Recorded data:
# # # #

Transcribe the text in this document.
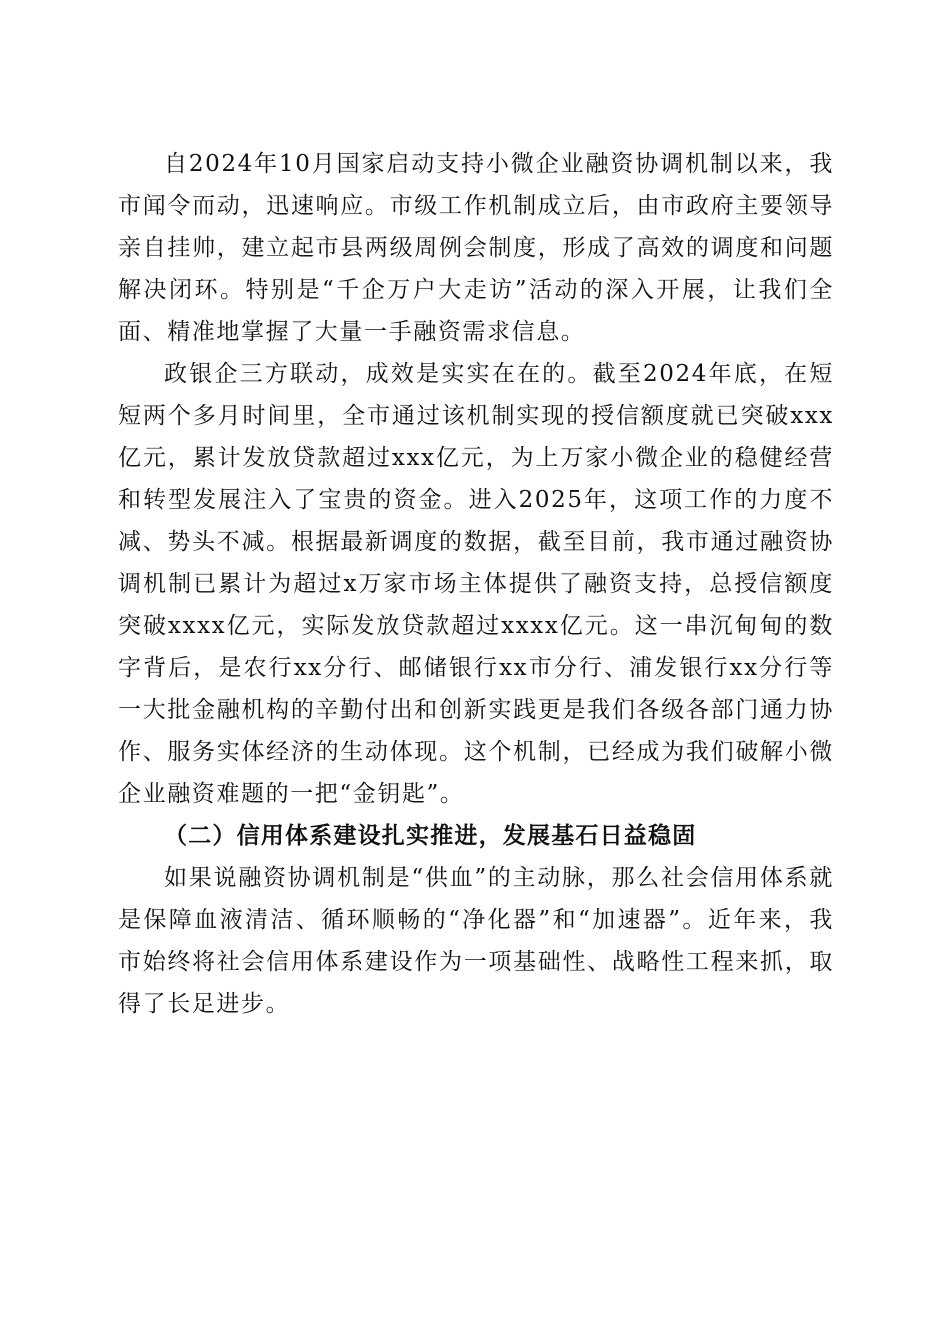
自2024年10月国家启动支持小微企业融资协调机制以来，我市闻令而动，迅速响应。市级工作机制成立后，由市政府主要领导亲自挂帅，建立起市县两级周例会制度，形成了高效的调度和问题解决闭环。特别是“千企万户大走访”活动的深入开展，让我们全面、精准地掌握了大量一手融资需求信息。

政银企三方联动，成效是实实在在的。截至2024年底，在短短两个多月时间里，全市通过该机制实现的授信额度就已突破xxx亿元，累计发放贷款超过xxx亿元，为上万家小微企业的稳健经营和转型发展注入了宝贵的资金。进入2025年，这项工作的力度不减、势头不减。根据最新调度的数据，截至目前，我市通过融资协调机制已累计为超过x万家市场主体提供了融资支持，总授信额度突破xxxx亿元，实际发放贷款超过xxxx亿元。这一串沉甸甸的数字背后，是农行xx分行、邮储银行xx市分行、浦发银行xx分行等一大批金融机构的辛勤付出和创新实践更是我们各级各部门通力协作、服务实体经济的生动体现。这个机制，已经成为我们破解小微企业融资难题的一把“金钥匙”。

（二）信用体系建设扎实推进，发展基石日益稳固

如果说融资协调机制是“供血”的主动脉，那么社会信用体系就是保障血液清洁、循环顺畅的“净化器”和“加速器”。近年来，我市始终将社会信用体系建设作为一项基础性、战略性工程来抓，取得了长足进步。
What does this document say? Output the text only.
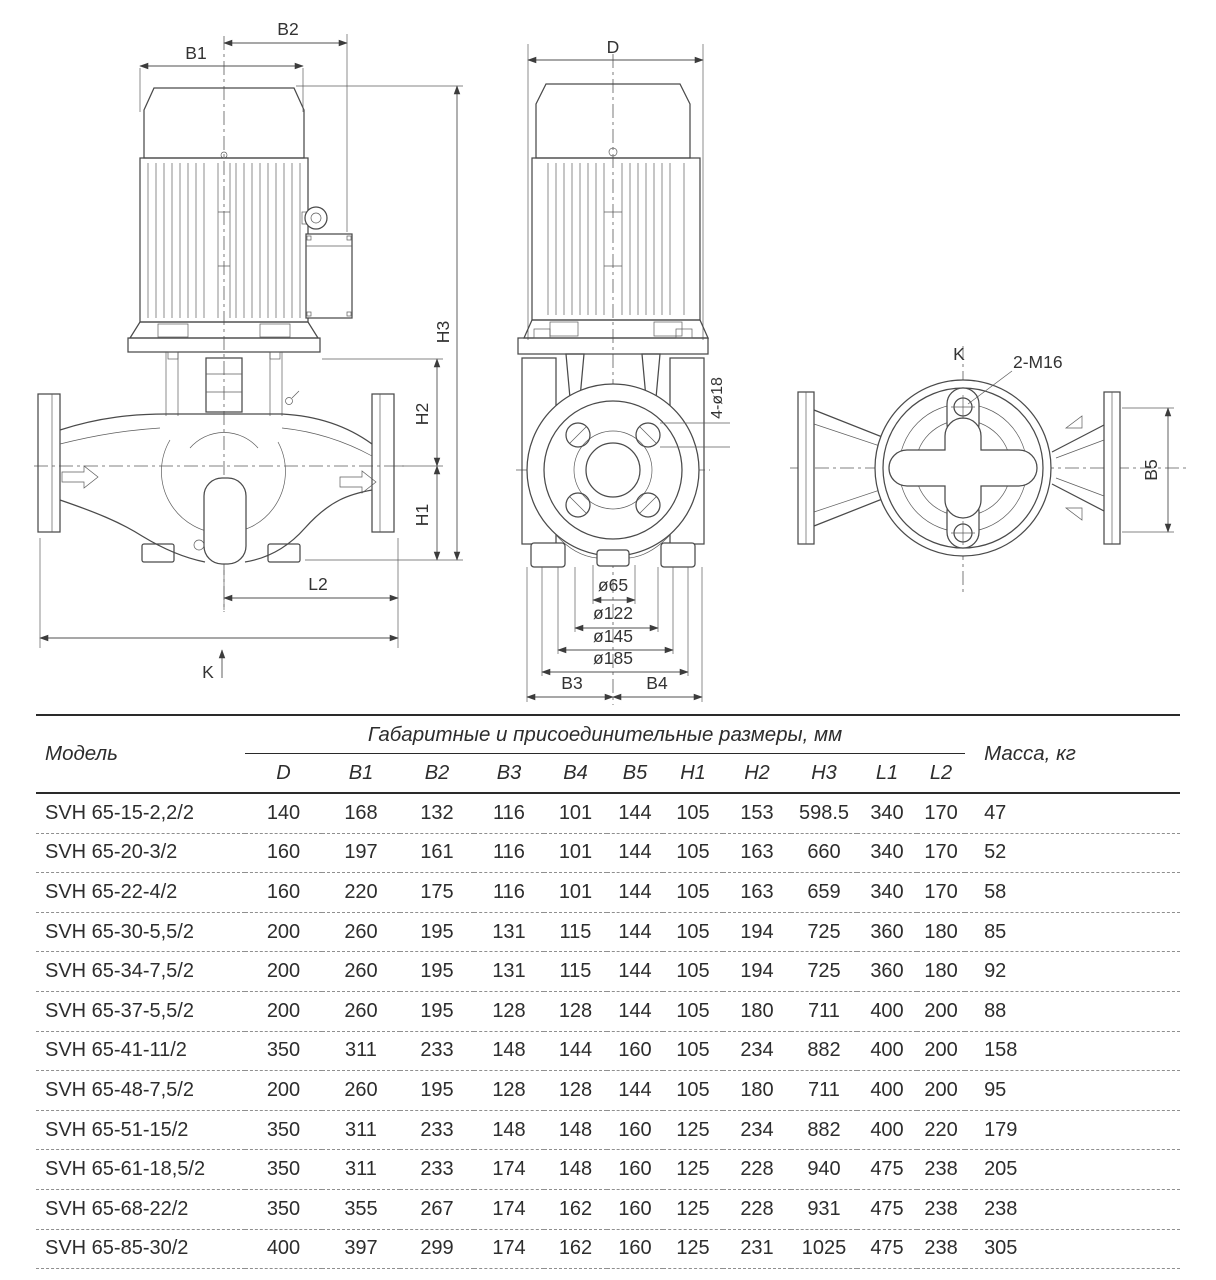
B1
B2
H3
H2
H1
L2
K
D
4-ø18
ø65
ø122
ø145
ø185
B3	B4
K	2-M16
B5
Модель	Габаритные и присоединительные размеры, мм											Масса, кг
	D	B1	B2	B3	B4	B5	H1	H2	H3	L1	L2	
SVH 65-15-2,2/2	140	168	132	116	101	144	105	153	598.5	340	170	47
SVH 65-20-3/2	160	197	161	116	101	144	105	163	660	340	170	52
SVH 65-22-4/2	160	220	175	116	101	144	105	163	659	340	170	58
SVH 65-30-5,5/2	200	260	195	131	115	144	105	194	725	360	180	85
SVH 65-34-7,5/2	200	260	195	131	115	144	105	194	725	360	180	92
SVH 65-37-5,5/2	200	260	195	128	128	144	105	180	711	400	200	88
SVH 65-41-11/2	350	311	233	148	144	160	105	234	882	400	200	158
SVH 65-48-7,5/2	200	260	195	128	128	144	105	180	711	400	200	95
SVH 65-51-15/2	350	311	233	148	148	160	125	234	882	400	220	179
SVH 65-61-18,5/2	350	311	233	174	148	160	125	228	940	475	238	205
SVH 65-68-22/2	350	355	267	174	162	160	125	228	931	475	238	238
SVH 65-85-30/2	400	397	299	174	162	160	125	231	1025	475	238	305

# # # #

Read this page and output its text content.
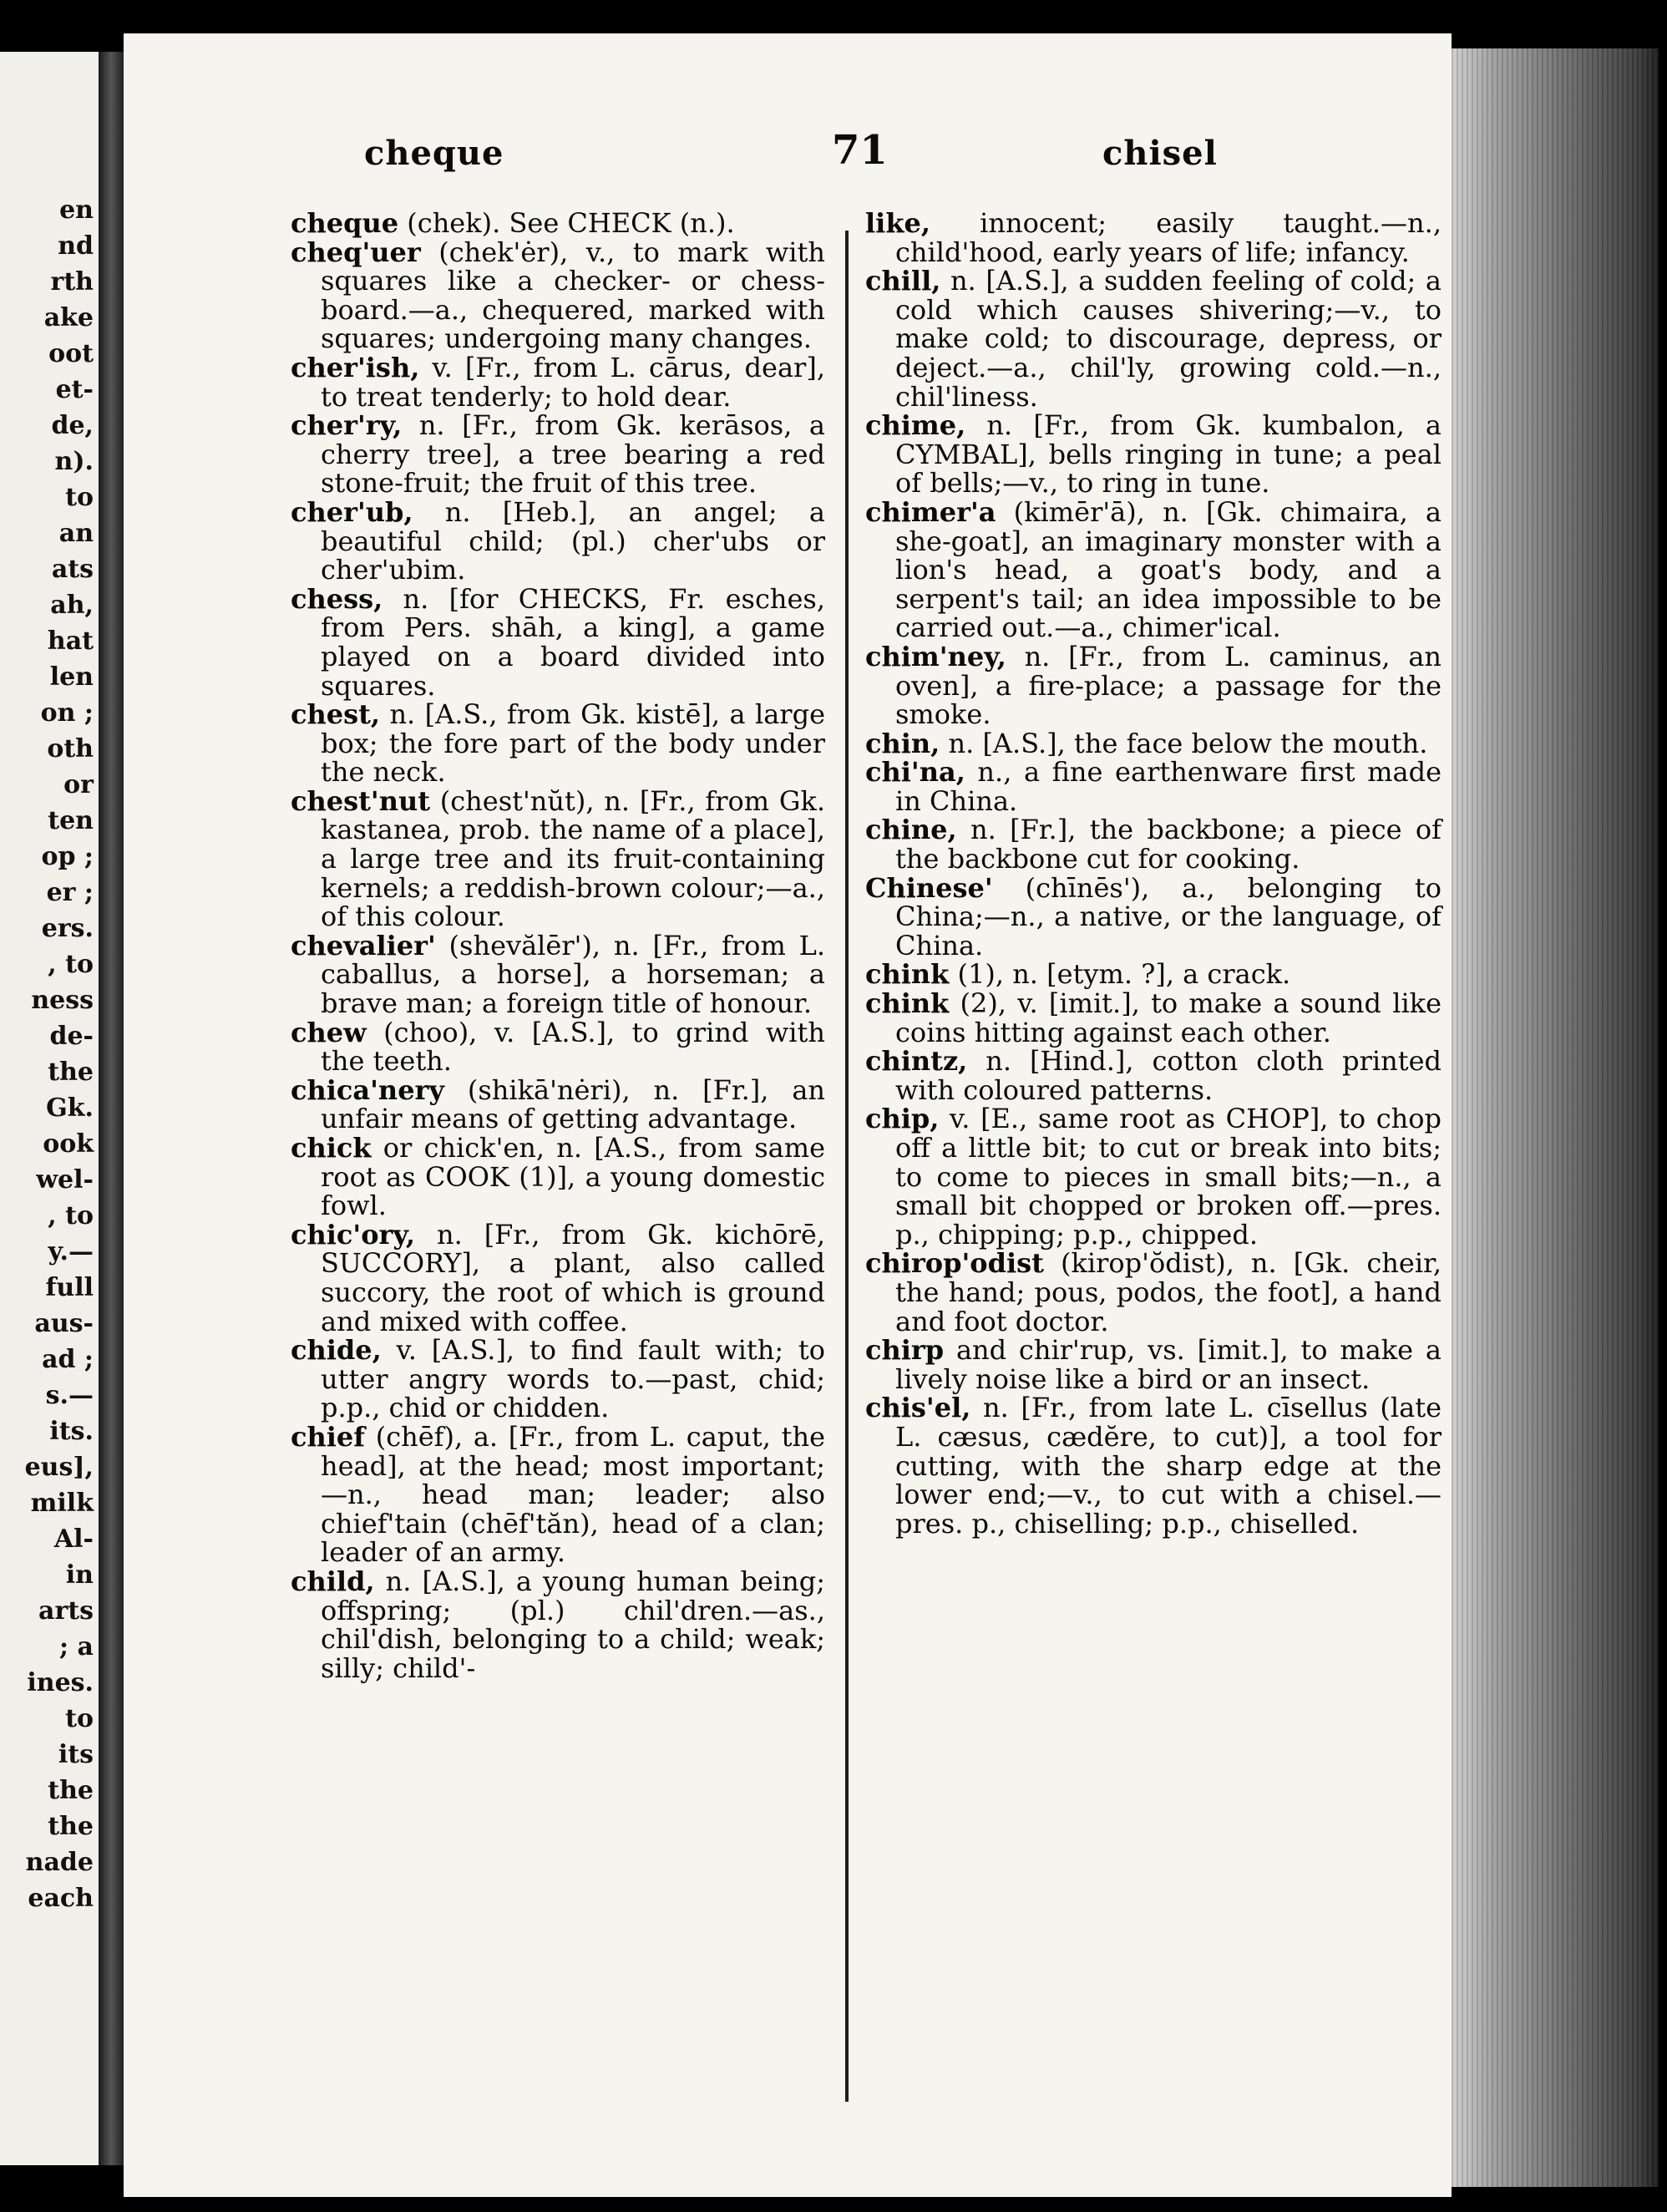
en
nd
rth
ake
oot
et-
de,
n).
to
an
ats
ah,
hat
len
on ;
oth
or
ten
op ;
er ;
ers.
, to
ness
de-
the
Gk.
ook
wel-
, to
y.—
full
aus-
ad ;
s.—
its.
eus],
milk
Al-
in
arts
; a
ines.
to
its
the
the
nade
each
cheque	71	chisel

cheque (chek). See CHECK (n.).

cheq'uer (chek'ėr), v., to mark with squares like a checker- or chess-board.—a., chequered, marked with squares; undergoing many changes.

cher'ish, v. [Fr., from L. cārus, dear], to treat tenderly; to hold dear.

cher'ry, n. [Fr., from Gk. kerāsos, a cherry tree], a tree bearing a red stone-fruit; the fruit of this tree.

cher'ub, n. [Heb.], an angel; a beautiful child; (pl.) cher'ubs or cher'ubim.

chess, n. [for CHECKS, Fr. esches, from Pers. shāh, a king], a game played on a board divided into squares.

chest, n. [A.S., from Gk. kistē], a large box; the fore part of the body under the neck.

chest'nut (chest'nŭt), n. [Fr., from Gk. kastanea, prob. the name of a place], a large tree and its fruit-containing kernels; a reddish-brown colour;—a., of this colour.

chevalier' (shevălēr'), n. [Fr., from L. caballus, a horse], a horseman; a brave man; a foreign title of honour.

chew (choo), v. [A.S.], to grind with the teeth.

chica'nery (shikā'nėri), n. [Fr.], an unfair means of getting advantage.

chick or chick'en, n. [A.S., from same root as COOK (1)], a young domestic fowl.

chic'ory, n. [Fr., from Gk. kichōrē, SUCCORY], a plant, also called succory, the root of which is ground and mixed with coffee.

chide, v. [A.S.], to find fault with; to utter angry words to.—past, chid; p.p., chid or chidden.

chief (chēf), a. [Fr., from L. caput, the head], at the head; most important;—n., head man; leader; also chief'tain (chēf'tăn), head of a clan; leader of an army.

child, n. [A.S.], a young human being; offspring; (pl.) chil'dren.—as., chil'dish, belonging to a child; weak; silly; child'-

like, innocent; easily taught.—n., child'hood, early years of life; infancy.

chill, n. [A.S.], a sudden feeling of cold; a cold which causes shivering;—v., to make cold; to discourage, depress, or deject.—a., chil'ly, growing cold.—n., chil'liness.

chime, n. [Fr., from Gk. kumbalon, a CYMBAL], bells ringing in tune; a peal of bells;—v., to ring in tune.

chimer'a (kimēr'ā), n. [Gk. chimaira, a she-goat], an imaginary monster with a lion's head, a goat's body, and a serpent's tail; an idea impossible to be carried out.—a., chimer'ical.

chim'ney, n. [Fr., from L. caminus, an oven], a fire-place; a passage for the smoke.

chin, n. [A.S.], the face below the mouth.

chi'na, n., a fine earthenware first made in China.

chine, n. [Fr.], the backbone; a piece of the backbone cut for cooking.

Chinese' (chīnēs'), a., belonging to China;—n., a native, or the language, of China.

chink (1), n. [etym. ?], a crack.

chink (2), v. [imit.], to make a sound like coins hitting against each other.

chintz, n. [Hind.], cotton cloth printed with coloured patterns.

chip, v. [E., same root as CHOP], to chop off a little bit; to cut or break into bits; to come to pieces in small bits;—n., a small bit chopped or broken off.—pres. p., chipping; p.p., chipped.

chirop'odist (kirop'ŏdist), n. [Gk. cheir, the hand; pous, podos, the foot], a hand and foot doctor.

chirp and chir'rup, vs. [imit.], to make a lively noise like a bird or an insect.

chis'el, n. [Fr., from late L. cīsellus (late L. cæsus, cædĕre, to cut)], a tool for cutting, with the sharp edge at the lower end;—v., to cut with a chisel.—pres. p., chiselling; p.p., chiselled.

# # # #

> [Exercise prompt]: Above are the records. Copy every line in them holding "large".

> [Solution to this task]:
chest, n. [A.S., from Gk. kistē], a large box; the fore part of the body under the neck.
chest'nut (chest'nŭt), n. [Fr., from Gk. kastanea, prob. the name of a place], a large tree and its fruit-containing kernels; a reddish-brown colour;—a., of this colour.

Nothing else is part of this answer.